■ STATED TASK: Every line that contains the word "Output" should be copied out.

Some records:
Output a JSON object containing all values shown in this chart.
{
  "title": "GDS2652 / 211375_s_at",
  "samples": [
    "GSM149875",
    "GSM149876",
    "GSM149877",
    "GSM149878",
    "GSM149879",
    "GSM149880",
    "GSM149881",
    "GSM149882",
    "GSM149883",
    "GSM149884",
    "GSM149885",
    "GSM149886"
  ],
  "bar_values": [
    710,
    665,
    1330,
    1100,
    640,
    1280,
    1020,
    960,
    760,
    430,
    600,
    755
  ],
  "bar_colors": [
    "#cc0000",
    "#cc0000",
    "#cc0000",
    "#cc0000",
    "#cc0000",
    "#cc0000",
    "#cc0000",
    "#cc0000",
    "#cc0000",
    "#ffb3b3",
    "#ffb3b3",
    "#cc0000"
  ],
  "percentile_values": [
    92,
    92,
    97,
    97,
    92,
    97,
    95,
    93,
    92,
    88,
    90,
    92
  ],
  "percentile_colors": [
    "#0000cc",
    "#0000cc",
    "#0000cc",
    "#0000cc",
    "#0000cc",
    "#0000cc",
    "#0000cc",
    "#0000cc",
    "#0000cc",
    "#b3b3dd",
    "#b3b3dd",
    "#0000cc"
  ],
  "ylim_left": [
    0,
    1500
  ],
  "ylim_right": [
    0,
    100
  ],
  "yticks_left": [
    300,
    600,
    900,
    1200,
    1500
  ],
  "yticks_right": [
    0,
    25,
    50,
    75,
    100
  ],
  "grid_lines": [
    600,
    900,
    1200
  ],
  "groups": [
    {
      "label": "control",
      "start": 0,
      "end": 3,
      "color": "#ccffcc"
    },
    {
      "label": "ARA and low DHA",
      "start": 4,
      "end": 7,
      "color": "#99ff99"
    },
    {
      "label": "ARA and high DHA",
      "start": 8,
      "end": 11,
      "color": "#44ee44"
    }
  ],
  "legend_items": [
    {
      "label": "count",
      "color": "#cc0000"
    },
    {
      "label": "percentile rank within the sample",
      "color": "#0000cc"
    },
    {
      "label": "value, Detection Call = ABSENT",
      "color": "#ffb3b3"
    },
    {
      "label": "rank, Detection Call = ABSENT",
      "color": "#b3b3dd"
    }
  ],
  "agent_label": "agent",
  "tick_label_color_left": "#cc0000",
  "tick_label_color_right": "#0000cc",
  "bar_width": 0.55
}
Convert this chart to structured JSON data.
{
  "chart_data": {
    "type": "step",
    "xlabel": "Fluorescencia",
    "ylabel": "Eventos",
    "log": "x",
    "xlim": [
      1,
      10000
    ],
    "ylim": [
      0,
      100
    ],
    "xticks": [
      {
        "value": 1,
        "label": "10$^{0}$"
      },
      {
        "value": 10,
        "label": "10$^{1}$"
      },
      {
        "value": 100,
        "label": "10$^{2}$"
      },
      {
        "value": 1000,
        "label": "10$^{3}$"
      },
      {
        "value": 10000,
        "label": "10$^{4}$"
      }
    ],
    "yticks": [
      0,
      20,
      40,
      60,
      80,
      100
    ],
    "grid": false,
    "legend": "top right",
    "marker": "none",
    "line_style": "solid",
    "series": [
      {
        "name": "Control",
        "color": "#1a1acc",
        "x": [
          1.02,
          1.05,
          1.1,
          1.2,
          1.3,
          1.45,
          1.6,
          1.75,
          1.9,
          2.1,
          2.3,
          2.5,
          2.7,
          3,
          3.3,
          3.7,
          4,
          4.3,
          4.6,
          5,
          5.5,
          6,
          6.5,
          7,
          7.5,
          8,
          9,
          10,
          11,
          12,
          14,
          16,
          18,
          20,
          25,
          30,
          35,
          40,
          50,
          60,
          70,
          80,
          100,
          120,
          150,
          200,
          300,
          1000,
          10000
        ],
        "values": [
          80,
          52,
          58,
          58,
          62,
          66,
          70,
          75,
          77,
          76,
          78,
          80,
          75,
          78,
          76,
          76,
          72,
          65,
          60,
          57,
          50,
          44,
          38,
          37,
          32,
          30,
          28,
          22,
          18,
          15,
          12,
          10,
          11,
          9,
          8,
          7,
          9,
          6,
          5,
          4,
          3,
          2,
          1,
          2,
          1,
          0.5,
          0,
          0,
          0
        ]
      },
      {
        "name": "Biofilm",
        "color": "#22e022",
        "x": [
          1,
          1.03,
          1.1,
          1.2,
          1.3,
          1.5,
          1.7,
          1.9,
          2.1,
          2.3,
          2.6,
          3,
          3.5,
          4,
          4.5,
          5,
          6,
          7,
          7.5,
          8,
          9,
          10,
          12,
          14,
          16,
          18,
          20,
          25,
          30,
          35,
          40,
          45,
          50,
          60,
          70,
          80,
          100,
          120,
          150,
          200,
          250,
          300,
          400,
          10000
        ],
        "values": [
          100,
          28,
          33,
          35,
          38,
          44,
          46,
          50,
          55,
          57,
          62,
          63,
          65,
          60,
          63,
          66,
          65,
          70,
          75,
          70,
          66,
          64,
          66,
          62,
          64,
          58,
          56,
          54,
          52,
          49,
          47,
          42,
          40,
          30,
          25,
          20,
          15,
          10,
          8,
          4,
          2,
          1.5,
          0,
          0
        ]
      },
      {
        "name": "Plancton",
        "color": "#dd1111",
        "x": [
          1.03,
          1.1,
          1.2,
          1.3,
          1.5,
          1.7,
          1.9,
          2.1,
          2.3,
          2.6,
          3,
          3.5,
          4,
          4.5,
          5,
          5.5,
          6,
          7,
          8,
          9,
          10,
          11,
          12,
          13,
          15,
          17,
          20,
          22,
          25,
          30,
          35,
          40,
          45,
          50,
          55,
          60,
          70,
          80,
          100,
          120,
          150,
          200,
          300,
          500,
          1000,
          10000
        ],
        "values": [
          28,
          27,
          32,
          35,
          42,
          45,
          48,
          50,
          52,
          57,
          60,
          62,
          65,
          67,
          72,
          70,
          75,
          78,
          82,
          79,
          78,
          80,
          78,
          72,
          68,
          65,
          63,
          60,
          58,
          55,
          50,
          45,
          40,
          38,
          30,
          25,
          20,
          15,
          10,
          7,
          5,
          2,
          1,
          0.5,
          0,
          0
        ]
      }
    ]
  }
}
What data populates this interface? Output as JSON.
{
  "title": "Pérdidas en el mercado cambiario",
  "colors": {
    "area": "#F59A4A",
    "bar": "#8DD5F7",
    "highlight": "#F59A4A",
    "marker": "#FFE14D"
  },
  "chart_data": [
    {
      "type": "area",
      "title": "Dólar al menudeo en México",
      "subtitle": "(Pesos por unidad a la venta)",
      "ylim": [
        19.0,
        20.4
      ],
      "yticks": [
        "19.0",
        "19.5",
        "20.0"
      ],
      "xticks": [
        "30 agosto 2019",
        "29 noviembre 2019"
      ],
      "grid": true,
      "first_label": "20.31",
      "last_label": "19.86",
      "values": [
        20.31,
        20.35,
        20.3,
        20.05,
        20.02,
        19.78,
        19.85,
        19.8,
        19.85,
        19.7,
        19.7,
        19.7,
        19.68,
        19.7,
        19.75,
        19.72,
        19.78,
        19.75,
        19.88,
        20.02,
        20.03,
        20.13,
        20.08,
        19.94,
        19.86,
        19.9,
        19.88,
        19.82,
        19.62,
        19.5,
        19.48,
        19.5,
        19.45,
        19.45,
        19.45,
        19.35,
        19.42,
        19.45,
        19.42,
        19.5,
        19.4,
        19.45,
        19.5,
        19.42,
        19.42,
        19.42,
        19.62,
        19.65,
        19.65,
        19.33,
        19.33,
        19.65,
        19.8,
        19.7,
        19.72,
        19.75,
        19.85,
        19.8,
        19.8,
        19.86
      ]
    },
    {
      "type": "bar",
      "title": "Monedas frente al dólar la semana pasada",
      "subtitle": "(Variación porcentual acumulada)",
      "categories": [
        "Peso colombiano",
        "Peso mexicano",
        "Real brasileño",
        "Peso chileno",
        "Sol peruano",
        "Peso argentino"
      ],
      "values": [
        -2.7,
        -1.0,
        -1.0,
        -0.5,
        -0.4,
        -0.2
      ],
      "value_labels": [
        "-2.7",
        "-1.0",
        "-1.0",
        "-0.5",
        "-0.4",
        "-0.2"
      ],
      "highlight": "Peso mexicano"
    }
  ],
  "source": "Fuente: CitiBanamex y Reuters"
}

■ SOLUTION TO THIS PROBLEM:
Output a JSON object containing all values shown in this chart.
What data populates this interface? Output as JSON.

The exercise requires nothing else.